### Data for this task:
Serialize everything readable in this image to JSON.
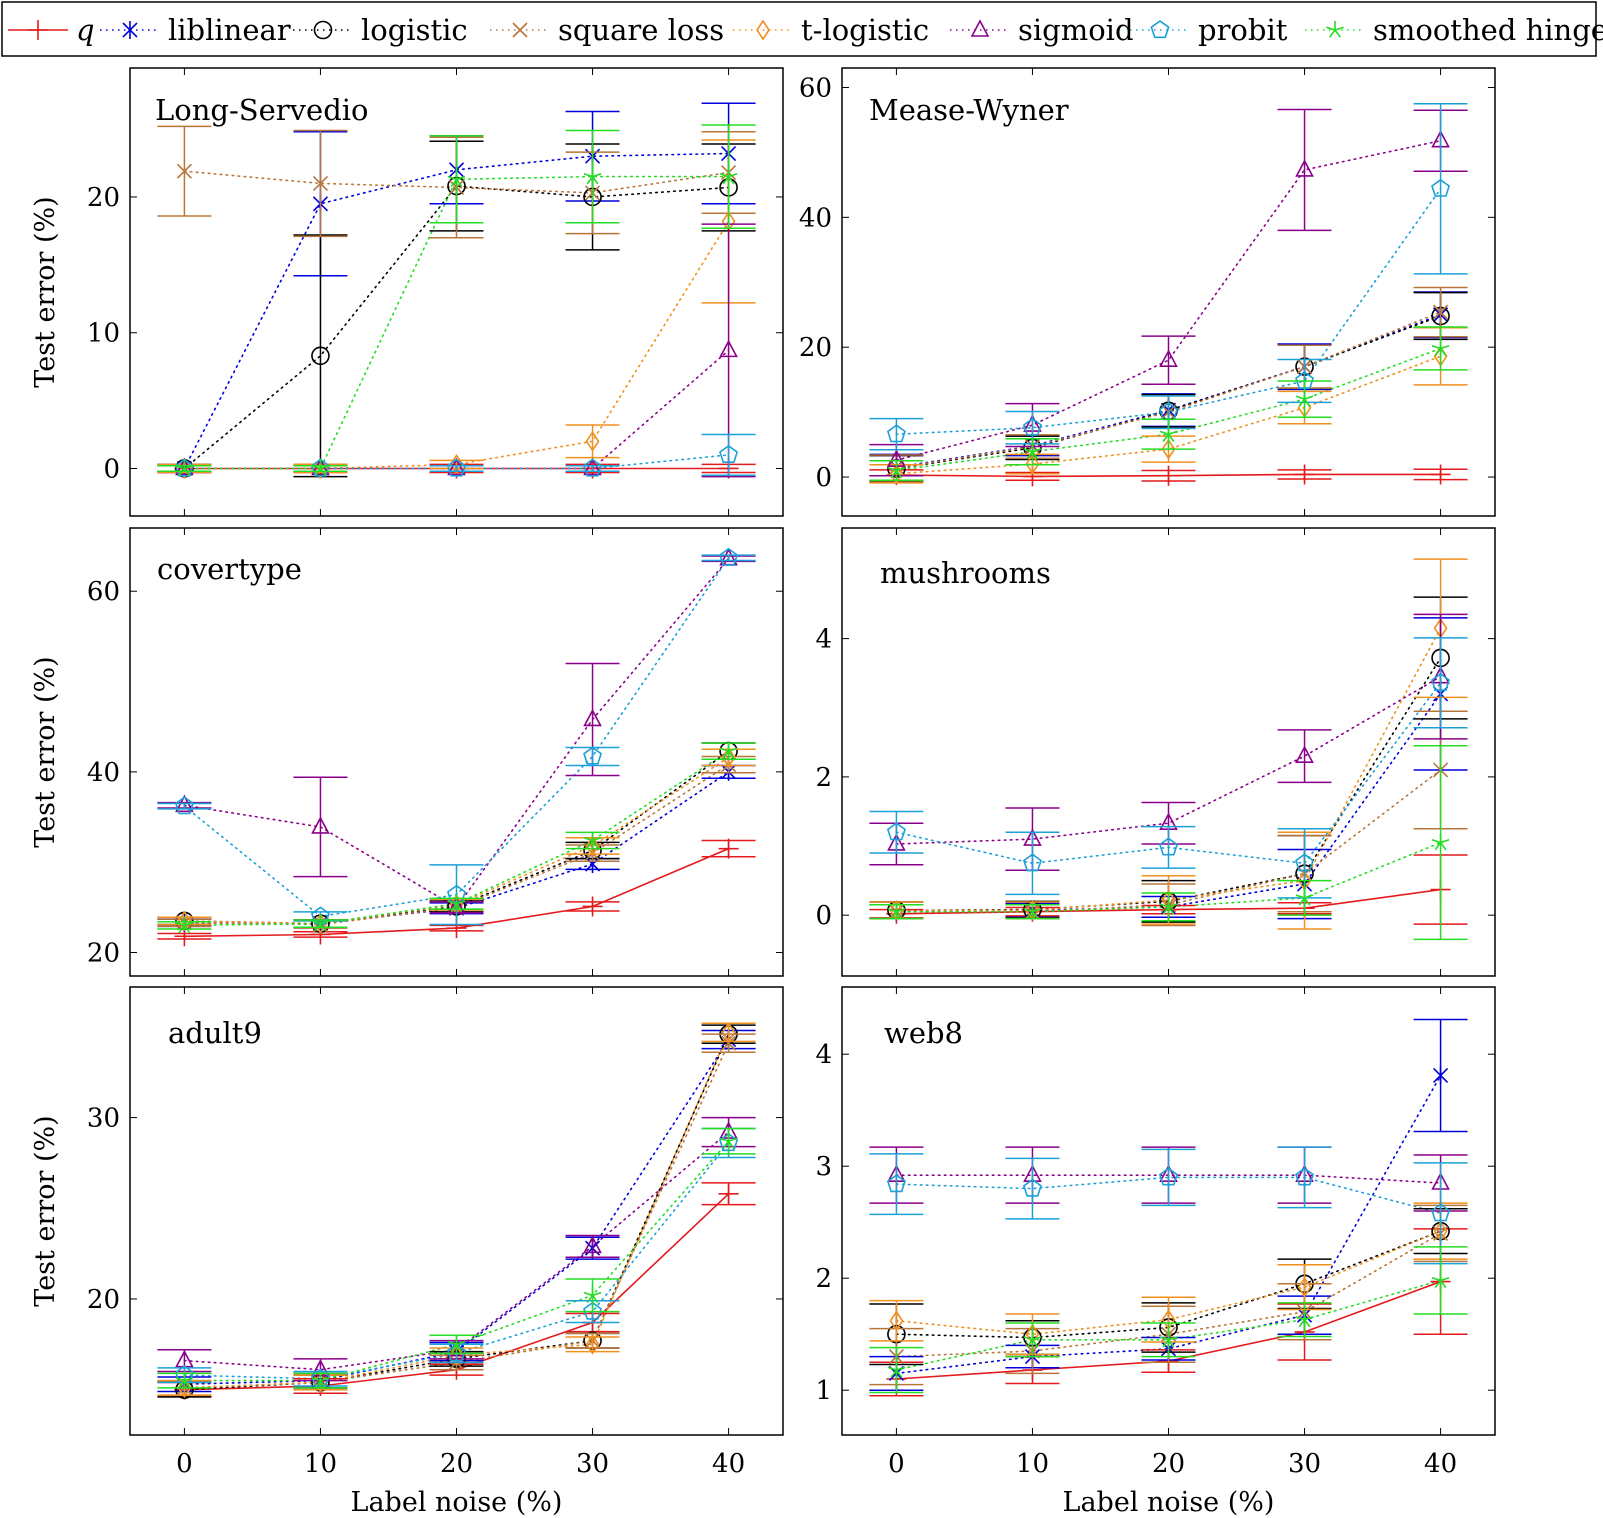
{
  "legend": [
    {
      "key": "q",
      "label": "q",
      "color": "#e41a1c",
      "marker": "plus",
      "line": "solid"
    },
    {
      "key": "liblinear",
      "label": "liblinear",
      "color": "#0000dd",
      "marker": "star",
      "line": "dotted"
    },
    {
      "key": "logistic",
      "label": "logistic",
      "color": "#000000",
      "marker": "circle",
      "line": "dotted"
    },
    {
      "key": "square",
      "label": "square loss",
      "color": "#b8763a",
      "marker": "x",
      "line": "dotted"
    },
    {
      "key": "tlogistic",
      "label": "t-logistic",
      "color": "#f0901e",
      "marker": "diamond",
      "line": "dotted"
    },
    {
      "key": "sigmoid",
      "label": "sigmoid",
      "color": "#8b008b",
      "marker": "triangle",
      "line": "dotted"
    },
    {
      "key": "probit",
      "label": "probit",
      "color": "#1ca0d8",
      "marker": "pentagon",
      "line": "dotted"
    },
    {
      "key": "hinge",
      "label": "smoothed hinge",
      "color": "#22dd22",
      "marker": "asterisk",
      "line": "dotted"
    }
  ],
  "chart_data": [
    {
      "type": "line",
      "title": "Long-Servedio",
      "xlabel": "",
      "ylabel": "Test error (%)",
      "x": [
        0,
        10,
        20,
        30,
        40
      ],
      "xlim": [
        -4,
        44
      ],
      "ylim": [
        -3.5,
        29.5
      ],
      "yticks": [
        0,
        10,
        20
      ],
      "series": [
        {
          "key": "q",
          "values": [
            0,
            0,
            0,
            0,
            0
          ],
          "err": [
            0.3,
            0.3,
            0.3,
            0.3,
            0.3
          ]
        },
        {
          "key": "liblinear",
          "values": [
            0,
            19.5,
            22,
            23,
            23.2
          ],
          "err": [
            0.3,
            5.3,
            2.5,
            3.3,
            3.7
          ]
        },
        {
          "key": "logistic",
          "values": [
            0,
            8.3,
            20.8,
            20,
            20.7
          ],
          "err": [
            0.2,
            8.9,
            3.3,
            3.9,
            3.2
          ]
        },
        {
          "key": "square",
          "values": [
            21.9,
            21,
            20.7,
            20.3,
            21.8
          ],
          "err": [
            3.3,
            3.9,
            3.7,
            3,
            3
          ]
        },
        {
          "key": "tlogistic",
          "values": [
            0,
            0,
            0.3,
            2,
            18.2
          ],
          "err": [
            0.3,
            0.3,
            0.3,
            1.2,
            6
          ]
        },
        {
          "key": "sigmoid",
          "values": [
            0,
            0,
            0,
            0,
            8.7
          ],
          "err": [
            0.2,
            0.2,
            0.2,
            0.2,
            9.3
          ]
        },
        {
          "key": "probit",
          "values": [
            0,
            0,
            0,
            0,
            1
          ],
          "err": [
            0.2,
            0.2,
            0.2,
            0.2,
            1.5
          ]
        },
        {
          "key": "hinge",
          "values": [
            0,
            0,
            21.3,
            21.5,
            21.5
          ],
          "err": [
            0.2,
            0.2,
            3.2,
            3.4,
            3.8
          ]
        }
      ]
    },
    {
      "type": "line",
      "title": "Mease-Wyner",
      "xlabel": "",
      "ylabel": "",
      "x": [
        0,
        10,
        20,
        30,
        40
      ],
      "xlim": [
        -4,
        44
      ],
      "ylim": [
        -6,
        63
      ],
      "yticks": [
        0,
        20,
        40,
        60
      ],
      "series": [
        {
          "key": "q",
          "values": [
            0.3,
            0.1,
            0.2,
            0.4,
            0.4
          ],
          "err": [
            0.8,
            0.6,
            0.8,
            0.7,
            0.8
          ]
        },
        {
          "key": "liblinear",
          "values": [
            1.5,
            4.8,
            10.3,
            17,
            25
          ],
          "err": [
            2,
            1.5,
            2.5,
            3.5,
            3.5
          ]
        },
        {
          "key": "logistic",
          "values": [
            1.3,
            4.5,
            10.2,
            17,
            24.8
          ],
          "err": [
            2,
            1.8,
            2.5,
            3.3,
            3.6
          ]
        },
        {
          "key": "square",
          "values": [
            1.4,
            4.7,
            10,
            17,
            25.4
          ],
          "err": [
            2,
            1.8,
            2.5,
            3.3,
            3.8
          ]
        },
        {
          "key": "tlogistic",
          "values": [
            0.5,
            2,
            4.3,
            10.7,
            18.6
          ],
          "err": [
            1.4,
            1.5,
            2,
            2.5,
            4.4
          ]
        },
        {
          "key": "sigmoid",
          "values": [
            2.6,
            8,
            18,
            47.3,
            51.8
          ],
          "err": [
            2.4,
            3.3,
            3.7,
            9.3,
            4.7
          ]
        },
        {
          "key": "probit",
          "values": [
            6.6,
            7.6,
            10,
            14.8,
            44.4
          ],
          "err": [
            2.4,
            2.5,
            2.5,
            3.3,
            13.1
          ]
        },
        {
          "key": "hinge",
          "values": [
            1,
            3.9,
            6.6,
            12,
            19.8
          ],
          "err": [
            1.5,
            2,
            2.3,
            2.8,
            3.3
          ]
        }
      ]
    },
    {
      "type": "line",
      "title": "covertype",
      "xlabel": "",
      "ylabel": "Test error (%)",
      "x": [
        0,
        10,
        20,
        30,
        40
      ],
      "xlim": [
        -4,
        44
      ],
      "ylim": [
        17.4,
        67
      ],
      "yticks": [
        20,
        40,
        60
      ],
      "series": [
        {
          "key": "q",
          "values": [
            21.8,
            22,
            22.7,
            25.1,
            31.5
          ],
          "err": [
            0.3,
            0.3,
            0.3,
            0.5,
            0.9
          ]
        },
        {
          "key": "liblinear",
          "values": [
            23.3,
            23.2,
            24.9,
            29.8,
            40
          ],
          "err": [
            0.4,
            0.4,
            0.6,
            0.6,
            0.7
          ]
        },
        {
          "key": "logistic",
          "values": [
            23.5,
            23.2,
            25.1,
            31.3,
            42.3
          ],
          "err": [
            0.4,
            0.4,
            0.6,
            0.9,
            0.9
          ]
        },
        {
          "key": "square",
          "values": [
            23.3,
            23.1,
            25,
            31,
            40.8
          ],
          "err": [
            0.4,
            0.4,
            0.6,
            0.9,
            0.9
          ]
        },
        {
          "key": "tlogistic",
          "values": [
            23.5,
            23.2,
            25.3,
            31.8,
            41.6
          ],
          "err": [
            0.4,
            0.4,
            0.6,
            0.9,
            0.9
          ]
        },
        {
          "key": "sigmoid",
          "values": [
            36.3,
            33.9,
            25,
            45.8,
            63.6
          ],
          "err": [
            0.3,
            5.5,
            0.6,
            6.2,
            0.3
          ]
        },
        {
          "key": "probit",
          "values": [
            36.2,
            24,
            26.4,
            41.7,
            63.7
          ],
          "err": [
            0.3,
            0.5,
            3.3,
            1,
            0.3
          ]
        },
        {
          "key": "hinge",
          "values": [
            23,
            23.2,
            25.4,
            32.4,
            42.3
          ],
          "err": [
            0.4,
            0.4,
            0.6,
            0.9,
            0.9
          ]
        }
      ]
    },
    {
      "type": "line",
      "title": "mushrooms",
      "xlabel": "",
      "ylabel": "",
      "x": [
        0,
        10,
        20,
        30,
        40
      ],
      "xlim": [
        -4,
        44
      ],
      "ylim": [
        -0.88,
        5.6
      ],
      "yticks": [
        0,
        2,
        4
      ],
      "series": [
        {
          "key": "q",
          "values": [
            0.02,
            0.05,
            0.08,
            0.1,
            0.37
          ],
          "err": [
            0.06,
            0.06,
            0.06,
            0.08,
            0.5
          ]
        },
        {
          "key": "liblinear",
          "values": [
            0.05,
            0.07,
            0.12,
            0.45,
            3.2
          ],
          "err": [
            0.1,
            0.1,
            0.15,
            0.5,
            1.1
          ]
        },
        {
          "key": "logistic",
          "values": [
            0.07,
            0.08,
            0.2,
            0.6,
            3.72
          ],
          "err": [
            0.12,
            0.12,
            0.3,
            0.55,
            0.88
          ]
        },
        {
          "key": "square",
          "values": [
            0.05,
            0.05,
            0.15,
            0.6,
            2.1
          ],
          "err": [
            0.1,
            0.1,
            0.3,
            0.55,
            0.85
          ]
        },
        {
          "key": "tlogistic",
          "values": [
            0.07,
            0.07,
            0.22,
            0.5,
            4.15
          ],
          "err": [
            0.12,
            0.12,
            0.35,
            0.7,
            1
          ]
        },
        {
          "key": "sigmoid",
          "values": [
            1.03,
            1.1,
            1.33,
            2.3,
            3.45
          ],
          "err": [
            0.3,
            0.45,
            0.3,
            0.38,
            0.9
          ]
        },
        {
          "key": "probit",
          "values": [
            1.2,
            0.75,
            0.98,
            0.75,
            3.36
          ],
          "err": [
            0.3,
            0.45,
            0.3,
            0.5,
            0.65
          ]
        },
        {
          "key": "hinge",
          "values": [
            0.05,
            0.05,
            0.12,
            0.25,
            1.05
          ],
          "err": [
            0.1,
            0.1,
            0.2,
            0.25,
            1.4
          ]
        }
      ]
    },
    {
      "type": "line",
      "title": "adult9",
      "xlabel": "Label noise (%)",
      "ylabel": "Test error (%)",
      "x": [
        0,
        10,
        20,
        30,
        40
      ],
      "xlim": [
        -4,
        44
      ],
      "ylim": [
        12.5,
        37.2
      ],
      "yticks": [
        20,
        30
      ],
      "series": [
        {
          "key": "q",
          "values": [
            15,
            15.2,
            16.1,
            18.7,
            25.8
          ],
          "err": [
            0.4,
            0.4,
            0.3,
            0.5,
            0.6
          ]
        },
        {
          "key": "liblinear",
          "values": [
            15.3,
            15.5,
            17.1,
            22.8,
            34.3
          ],
          "err": [
            0.4,
            0.4,
            0.5,
            0.6,
            0.5
          ]
        },
        {
          "key": "logistic",
          "values": [
            15,
            15.4,
            16.7,
            17.7,
            34.6
          ],
          "err": [
            0.4,
            0.4,
            0.4,
            0.4,
            0.5
          ]
        },
        {
          "key": "square",
          "values": [
            15.1,
            15.4,
            16.5,
            17.7,
            34.1
          ],
          "err": [
            0.4,
            0.4,
            0.4,
            0.4,
            0.5
          ]
        },
        {
          "key": "tlogistic",
          "values": [
            15.1,
            15.4,
            16.9,
            17.5,
            34.7
          ],
          "err": [
            0.4,
            0.4,
            0.4,
            0.4,
            0.5
          ]
        },
        {
          "key": "sigmoid",
          "values": [
            16.6,
            16.1,
            17.2,
            22.9,
            29.2
          ],
          "err": [
            0.6,
            0.6,
            0.5,
            0.6,
            0.8
          ]
        },
        {
          "key": "probit",
          "values": [
            15.8,
            15.6,
            17,
            19.3,
            28.6
          ],
          "err": [
            0.4,
            0.4,
            0.5,
            0.6,
            0.8
          ]
        },
        {
          "key": "hinge",
          "values": [
            15.5,
            15.5,
            17.5,
            20.2,
            28.7
          ],
          "err": [
            0.4,
            0.4,
            0.5,
            0.9,
            0.7
          ]
        }
      ]
    },
    {
      "type": "line",
      "title": "web8",
      "xlabel": "Label noise (%)",
      "ylabel": "",
      "x": [
        0,
        10,
        20,
        30,
        40
      ],
      "xlim": [
        -4,
        44
      ],
      "ylim": [
        0.6,
        4.6
      ],
      "yticks": [
        1,
        2,
        3,
        4
      ],
      "series": [
        {
          "key": "q",
          "values": [
            1.1,
            1.18,
            1.26,
            1.52,
            1.97
          ],
          "err": [
            0.15,
            0.12,
            0.1,
            0.25,
            0.47
          ]
        },
        {
          "key": "liblinear",
          "values": [
            1.15,
            1.3,
            1.37,
            1.67,
            3.81
          ],
          "err": [
            0.15,
            0.1,
            0.1,
            0.17,
            0.5
          ]
        },
        {
          "key": "logistic",
          "values": [
            1.5,
            1.47,
            1.56,
            1.95,
            2.42
          ],
          "err": [
            0.27,
            0.15,
            0.22,
            0.22,
            0.2
          ]
        },
        {
          "key": "square",
          "values": [
            1.3,
            1.35,
            1.5,
            1.7,
            2.4
          ],
          "err": [
            0.25,
            0.2,
            0.25,
            0.25,
            0.25
          ]
        },
        {
          "key": "tlogistic",
          "values": [
            1.62,
            1.5,
            1.63,
            1.92,
            2.42
          ],
          "err": [
            0.18,
            0.18,
            0.2,
            0.2,
            0.25
          ]
        },
        {
          "key": "sigmoid",
          "values": [
            2.92,
            2.92,
            2.92,
            2.92,
            2.85
          ],
          "err": [
            0.25,
            0.25,
            0.25,
            0.25,
            0.25
          ]
        },
        {
          "key": "probit",
          "values": [
            2.84,
            2.8,
            2.9,
            2.9,
            2.58
          ],
          "err": [
            0.27,
            0.27,
            0.25,
            0.27,
            0.45
          ]
        },
        {
          "key": "hinge",
          "values": [
            1.18,
            1.45,
            1.45,
            1.63,
            1.98
          ],
          "err": [
            0.2,
            0.15,
            0.15,
            0.15,
            0.3
          ]
        }
      ]
    }
  ]
}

### Set problem:
From the entries above, pull out each line that includes "marker".

### Exercise response:
      "marker": "plus",
      "marker": "star",
      "marker": "circle",
      "marker": "x",
      "marker": "diamond",
      "marker": "triangle",
      "marker": "pentagon",
      "marker": "asterisk",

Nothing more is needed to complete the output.